[Source data]
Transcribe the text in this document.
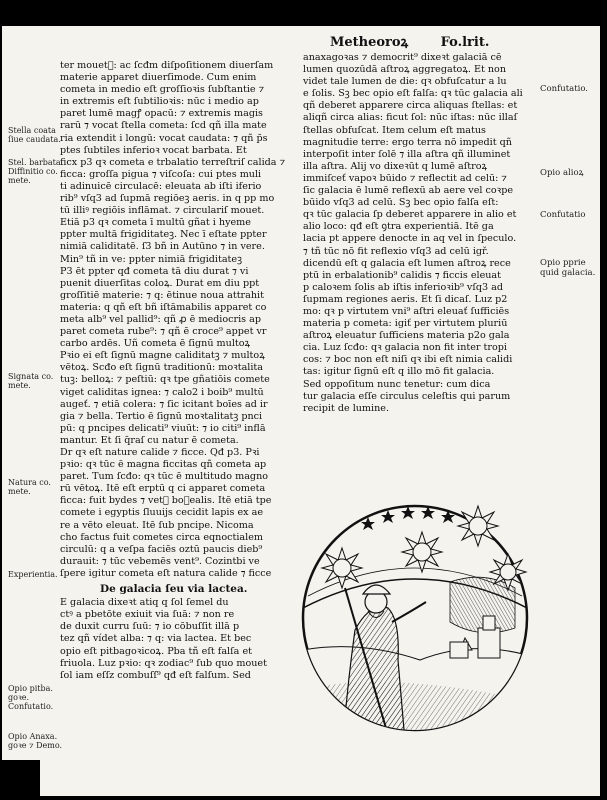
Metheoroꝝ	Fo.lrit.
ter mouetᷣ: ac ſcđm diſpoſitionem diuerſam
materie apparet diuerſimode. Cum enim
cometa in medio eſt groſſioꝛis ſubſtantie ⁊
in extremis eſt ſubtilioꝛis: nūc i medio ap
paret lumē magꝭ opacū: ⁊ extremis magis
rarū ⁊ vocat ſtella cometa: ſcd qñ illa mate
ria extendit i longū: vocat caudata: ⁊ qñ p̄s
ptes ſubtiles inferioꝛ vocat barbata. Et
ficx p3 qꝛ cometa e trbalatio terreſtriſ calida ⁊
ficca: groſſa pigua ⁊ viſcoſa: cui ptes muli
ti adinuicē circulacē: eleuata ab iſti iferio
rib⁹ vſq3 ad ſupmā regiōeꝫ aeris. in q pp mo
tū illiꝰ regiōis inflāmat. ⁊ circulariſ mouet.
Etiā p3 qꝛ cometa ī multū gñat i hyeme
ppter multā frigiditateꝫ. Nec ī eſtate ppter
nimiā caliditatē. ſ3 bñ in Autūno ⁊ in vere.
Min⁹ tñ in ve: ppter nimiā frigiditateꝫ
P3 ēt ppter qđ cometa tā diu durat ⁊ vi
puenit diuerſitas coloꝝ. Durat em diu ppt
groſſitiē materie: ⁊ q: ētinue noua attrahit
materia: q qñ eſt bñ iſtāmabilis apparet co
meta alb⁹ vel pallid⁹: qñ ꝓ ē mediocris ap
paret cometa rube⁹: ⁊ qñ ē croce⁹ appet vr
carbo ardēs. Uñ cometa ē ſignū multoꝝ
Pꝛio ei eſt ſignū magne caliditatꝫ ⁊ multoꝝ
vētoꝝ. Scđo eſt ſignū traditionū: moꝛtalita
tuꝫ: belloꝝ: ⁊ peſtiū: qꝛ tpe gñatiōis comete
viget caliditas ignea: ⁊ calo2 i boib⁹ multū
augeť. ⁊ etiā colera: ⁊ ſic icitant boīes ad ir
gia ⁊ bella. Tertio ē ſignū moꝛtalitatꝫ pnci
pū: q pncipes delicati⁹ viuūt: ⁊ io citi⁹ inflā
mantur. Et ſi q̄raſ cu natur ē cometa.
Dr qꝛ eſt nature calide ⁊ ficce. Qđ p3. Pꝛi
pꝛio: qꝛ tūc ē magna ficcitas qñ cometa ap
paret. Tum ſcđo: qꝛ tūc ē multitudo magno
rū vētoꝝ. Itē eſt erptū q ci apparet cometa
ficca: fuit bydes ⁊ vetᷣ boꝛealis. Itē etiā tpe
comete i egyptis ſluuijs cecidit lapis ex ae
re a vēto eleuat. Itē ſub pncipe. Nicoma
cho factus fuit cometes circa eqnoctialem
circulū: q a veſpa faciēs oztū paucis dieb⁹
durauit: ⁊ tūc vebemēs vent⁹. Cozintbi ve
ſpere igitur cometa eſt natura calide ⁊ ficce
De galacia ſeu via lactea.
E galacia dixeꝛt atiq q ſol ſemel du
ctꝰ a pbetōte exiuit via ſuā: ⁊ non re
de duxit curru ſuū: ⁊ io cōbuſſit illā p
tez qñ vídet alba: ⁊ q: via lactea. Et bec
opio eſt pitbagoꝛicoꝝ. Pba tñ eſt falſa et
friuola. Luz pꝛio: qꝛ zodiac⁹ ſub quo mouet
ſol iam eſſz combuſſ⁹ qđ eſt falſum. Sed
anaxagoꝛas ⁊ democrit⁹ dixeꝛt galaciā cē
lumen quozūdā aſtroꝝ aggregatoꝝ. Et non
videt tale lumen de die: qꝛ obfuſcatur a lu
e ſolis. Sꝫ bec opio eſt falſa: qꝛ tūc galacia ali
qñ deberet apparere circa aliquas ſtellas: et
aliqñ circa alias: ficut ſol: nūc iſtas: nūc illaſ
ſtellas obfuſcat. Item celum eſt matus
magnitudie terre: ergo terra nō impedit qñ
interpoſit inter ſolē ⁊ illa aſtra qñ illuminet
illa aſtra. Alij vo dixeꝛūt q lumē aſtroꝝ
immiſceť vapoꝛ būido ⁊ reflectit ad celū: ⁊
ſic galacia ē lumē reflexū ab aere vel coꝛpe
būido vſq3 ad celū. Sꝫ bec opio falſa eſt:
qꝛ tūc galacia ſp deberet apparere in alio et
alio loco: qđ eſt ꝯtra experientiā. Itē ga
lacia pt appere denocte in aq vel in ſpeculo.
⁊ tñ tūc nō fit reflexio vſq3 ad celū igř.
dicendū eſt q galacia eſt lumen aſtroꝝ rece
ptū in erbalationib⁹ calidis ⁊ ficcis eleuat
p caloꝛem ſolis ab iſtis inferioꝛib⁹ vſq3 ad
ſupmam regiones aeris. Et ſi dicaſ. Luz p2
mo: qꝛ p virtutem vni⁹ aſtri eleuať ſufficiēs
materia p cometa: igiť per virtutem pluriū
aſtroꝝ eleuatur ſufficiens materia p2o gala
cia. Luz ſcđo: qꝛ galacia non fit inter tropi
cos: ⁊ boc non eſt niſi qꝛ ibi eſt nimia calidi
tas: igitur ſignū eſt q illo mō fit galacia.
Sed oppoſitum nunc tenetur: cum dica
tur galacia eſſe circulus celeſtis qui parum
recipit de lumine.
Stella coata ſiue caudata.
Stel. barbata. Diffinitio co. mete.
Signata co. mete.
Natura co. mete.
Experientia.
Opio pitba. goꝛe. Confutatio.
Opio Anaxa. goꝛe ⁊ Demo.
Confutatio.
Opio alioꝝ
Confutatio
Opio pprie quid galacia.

...

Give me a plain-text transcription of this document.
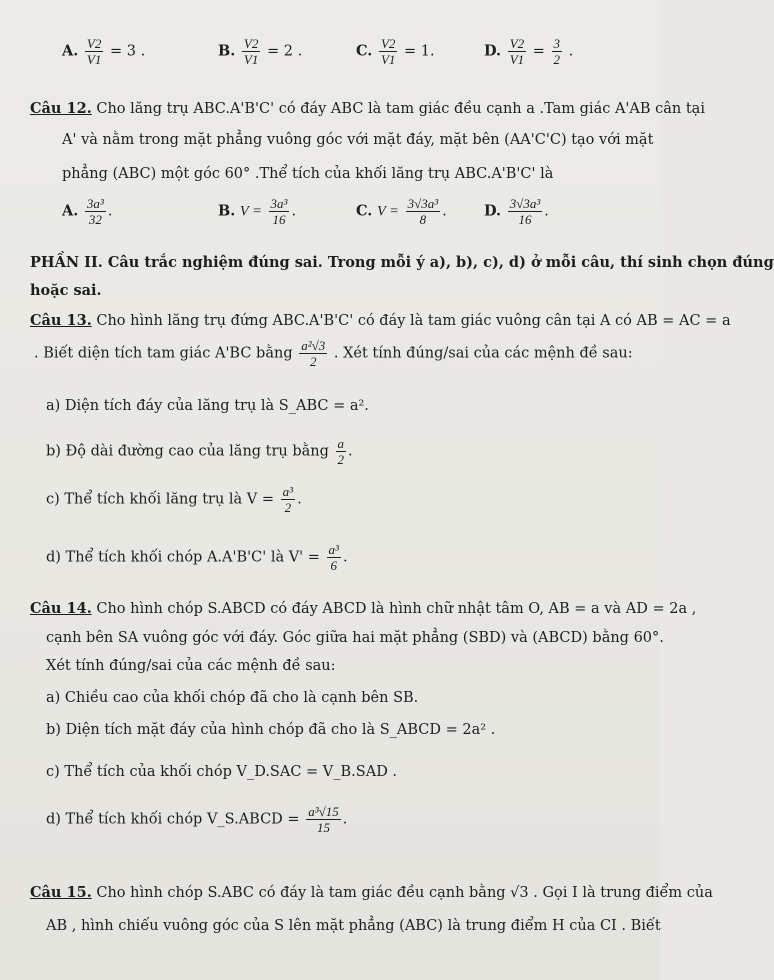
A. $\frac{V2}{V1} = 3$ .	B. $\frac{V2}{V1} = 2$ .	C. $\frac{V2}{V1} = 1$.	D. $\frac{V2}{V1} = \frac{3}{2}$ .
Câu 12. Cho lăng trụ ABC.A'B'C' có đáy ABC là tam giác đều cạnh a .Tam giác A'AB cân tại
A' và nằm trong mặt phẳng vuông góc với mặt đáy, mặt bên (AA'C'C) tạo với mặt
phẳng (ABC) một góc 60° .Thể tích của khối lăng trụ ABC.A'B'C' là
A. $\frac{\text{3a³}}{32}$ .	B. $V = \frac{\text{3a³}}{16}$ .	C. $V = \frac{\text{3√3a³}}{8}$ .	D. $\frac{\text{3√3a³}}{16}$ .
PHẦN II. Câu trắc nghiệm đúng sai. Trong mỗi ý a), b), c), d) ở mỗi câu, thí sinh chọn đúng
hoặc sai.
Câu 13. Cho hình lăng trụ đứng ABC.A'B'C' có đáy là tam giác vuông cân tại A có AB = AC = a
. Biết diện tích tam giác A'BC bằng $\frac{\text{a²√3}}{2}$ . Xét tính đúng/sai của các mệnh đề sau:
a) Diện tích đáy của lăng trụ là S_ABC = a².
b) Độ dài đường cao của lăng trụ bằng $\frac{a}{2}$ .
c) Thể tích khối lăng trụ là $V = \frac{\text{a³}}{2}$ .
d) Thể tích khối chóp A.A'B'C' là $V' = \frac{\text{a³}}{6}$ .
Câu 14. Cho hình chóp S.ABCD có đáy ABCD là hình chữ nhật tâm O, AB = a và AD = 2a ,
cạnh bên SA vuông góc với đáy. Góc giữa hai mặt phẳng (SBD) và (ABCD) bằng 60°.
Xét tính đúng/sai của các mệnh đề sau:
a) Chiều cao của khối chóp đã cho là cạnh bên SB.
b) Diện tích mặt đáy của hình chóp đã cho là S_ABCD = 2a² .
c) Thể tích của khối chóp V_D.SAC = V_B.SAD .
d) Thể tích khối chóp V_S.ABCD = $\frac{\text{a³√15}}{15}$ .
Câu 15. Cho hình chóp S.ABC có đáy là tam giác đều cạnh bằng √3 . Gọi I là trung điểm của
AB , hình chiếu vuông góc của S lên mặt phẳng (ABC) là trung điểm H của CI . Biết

Aim
Show every line from the listing above in which the string "Confutatio" appears.

Output
Opio pitba. goꝛe. Confutatio.
Confutatio.
Confutatio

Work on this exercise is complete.